GOAL OF THE EXERCISE
The entries below should be output exactly as written.

EXTRACTED DATA
begin

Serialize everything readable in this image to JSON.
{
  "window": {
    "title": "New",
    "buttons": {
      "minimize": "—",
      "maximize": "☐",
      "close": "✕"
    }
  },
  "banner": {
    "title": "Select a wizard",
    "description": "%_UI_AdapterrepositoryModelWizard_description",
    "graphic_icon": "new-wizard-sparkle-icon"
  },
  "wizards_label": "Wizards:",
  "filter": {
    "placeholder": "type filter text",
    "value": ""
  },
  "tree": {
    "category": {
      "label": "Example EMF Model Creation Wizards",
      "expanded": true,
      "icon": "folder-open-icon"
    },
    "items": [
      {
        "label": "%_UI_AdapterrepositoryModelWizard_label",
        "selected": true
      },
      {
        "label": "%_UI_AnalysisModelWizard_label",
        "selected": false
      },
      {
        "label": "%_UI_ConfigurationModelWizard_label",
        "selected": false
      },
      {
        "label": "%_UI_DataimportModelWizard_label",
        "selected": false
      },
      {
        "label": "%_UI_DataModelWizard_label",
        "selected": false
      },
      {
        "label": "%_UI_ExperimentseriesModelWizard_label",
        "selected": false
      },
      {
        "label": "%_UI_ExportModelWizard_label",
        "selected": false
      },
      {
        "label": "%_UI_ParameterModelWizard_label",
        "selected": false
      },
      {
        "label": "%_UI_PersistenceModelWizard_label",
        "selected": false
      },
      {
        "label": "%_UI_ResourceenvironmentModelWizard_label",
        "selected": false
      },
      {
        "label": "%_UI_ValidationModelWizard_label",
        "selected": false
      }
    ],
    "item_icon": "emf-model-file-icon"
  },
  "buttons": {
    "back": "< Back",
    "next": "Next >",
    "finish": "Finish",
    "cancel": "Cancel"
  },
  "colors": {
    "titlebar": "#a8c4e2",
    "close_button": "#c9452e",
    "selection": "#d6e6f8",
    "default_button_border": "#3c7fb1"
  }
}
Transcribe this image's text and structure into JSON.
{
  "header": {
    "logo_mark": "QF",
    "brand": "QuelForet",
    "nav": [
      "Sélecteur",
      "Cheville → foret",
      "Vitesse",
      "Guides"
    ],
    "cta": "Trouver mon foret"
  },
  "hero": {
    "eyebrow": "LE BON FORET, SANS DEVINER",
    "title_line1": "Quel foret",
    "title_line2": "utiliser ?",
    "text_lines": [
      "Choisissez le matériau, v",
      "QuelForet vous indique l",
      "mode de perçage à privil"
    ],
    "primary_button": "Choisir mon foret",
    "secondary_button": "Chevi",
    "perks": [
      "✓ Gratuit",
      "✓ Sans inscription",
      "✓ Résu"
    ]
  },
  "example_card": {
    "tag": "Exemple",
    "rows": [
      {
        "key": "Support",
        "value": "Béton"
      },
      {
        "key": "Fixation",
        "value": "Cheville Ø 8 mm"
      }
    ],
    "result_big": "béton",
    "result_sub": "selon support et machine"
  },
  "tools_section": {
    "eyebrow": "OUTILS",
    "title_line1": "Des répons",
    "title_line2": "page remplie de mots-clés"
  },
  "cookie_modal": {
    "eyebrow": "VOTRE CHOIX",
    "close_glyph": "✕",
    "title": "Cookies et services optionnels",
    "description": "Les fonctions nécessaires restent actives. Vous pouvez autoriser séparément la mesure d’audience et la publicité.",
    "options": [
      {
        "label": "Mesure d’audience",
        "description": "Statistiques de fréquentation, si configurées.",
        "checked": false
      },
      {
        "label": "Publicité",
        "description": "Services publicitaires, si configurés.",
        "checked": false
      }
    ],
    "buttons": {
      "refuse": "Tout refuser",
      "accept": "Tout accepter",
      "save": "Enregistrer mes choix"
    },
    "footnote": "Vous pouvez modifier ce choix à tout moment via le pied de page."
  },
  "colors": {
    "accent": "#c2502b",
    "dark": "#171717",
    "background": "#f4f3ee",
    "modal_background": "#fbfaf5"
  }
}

end

ANSWER TO THE EXERCISE
Serialize everything readable in this image to JSON.
{
  "window": {
    "title": "New",
    "buttons": {
      "minimize": "—",
      "maximize": "☐",
      "close": "✕"
    }
  },
  "banner": {
    "title": "Select a wizard",
    "description": "%_UI_AdapterrepositoryModelWizard_description",
    "graphic_icon": "new-wizard-sparkle-icon"
  },
  "wizards_label": "Wizards:",
  "filter": {
    "placeholder": "type filter text",
    "value": ""
  },
  "tree": {
    "category": {
      "label": "Example EMF Model Creation Wizards",
      "expanded": true,
      "icon": "folder-open-icon"
    },
    "items": [
      {
        "label": "%_UI_AdapterrepositoryModelWizard_label",
        "selected": true
      },
      {
        "label": "%_UI_AnalysisModelWizard_label",
        "selected": false
      },
      {
        "label": "%_UI_ConfigurationModelWizard_label",
        "selected": false
      },
      {
        "label": "%_UI_DataimportModelWizard_label",
        "selected": false
      },
      {
        "label": "%_UI_DataModelWizard_label",
        "selected": false
      },
      {
        "label": "%_UI_ExperimentseriesModelWizard_label",
        "selected": false
      },
      {
        "label": "%_UI_ExportModelWizard_label",
        "selected": false
      },
      {
        "label": "%_UI_ParameterModelWizard_label",
        "selected": false
      },
      {
        "label": "%_UI_PersistenceModelWizard_label",
        "selected": false
      },
      {
        "label": "%_UI_ResourceenvironmentModelWizard_label",
        "selected": false
      },
      {
        "label": "%_UI_ValidationModelWizard_label",
        "selected": false
      }
    ],
    "item_icon": "emf-model-file-icon"
  },
  "buttons": {
    "back": "< Back",
    "next": "Next >",
    "finish": "Finish",
    "cancel": "Cancel"
  },
  "colors": {
    "titlebar": "#a8c4e2",
    "close_button": "#c9452e",
    "selection": "#d6e6f8",
    "default_button_border": "#3c7fb1"
  }
}
Transcribe this image's text and structure into JSON.
{
  "header": {
    "logo_mark": "QF",
    "brand": "QuelForet",
    "nav": [
      "Sélecteur",
      "Cheville → foret",
      "Vitesse",
      "Guides"
    ],
    "cta": "Trouver mon foret"
  },
  "hero": {
    "eyebrow": "LE BON FORET, SANS DEVINER",
    "title_line1": "Quel foret",
    "title_line2": "utiliser ?",
    "text_lines": [
      "Choisissez le matériau, v",
      "QuelForet vous indique l",
      "mode de perçage à privil"
    ],
    "primary_button": "Choisir mon foret",
    "secondary_button": "Chevi",
    "perks": [
      "✓ Gratuit",
      "✓ Sans inscription",
      "✓ Résu"
    ]
  },
  "example_card": {
    "tag": "Exemple",
    "rows": [
      {
        "key": "Support",
        "value": "Béton"
      },
      {
        "key": "Fixation",
        "value": "Cheville Ø 8 mm"
      }
    ],
    "result_big": "béton",
    "result_sub": "selon support et machine"
  },
  "tools_section": {
    "eyebrow": "OUTILS",
    "title_line1": "Des répons",
    "title_line2": "page remplie de mots-clés"
  },
  "cookie_modal": {
    "eyebrow": "VOTRE CHOIX",
    "close_glyph": "✕",
    "title": "Cookies et services optionnels",
    "description": "Les fonctions nécessaires restent actives. Vous pouvez autoriser séparément la mesure d’audience et la publicité.",
    "options": [
      {
        "label": "Mesure d’audience",
        "description": "Statistiques de fréquentation, si configurées.",
        "checked": false
      },
      {
        "label": "Publicité",
        "description": "Services publicitaires, si configurés.",
        "checked": false
      }
    ],
    "buttons": {
      "refuse": "Tout refuser",
      "accept": "Tout accepter",
      "save": "Enregistrer mes choix"
    },
    "footnote": "Vous pouvez modifier ce choix à tout moment via le pied de page."
  },
  "colors": {
    "accent": "#c2502b",
    "dark": "#171717",
    "background": "#f4f3ee",
    "modal_background": "#fbfaf5"
  }
}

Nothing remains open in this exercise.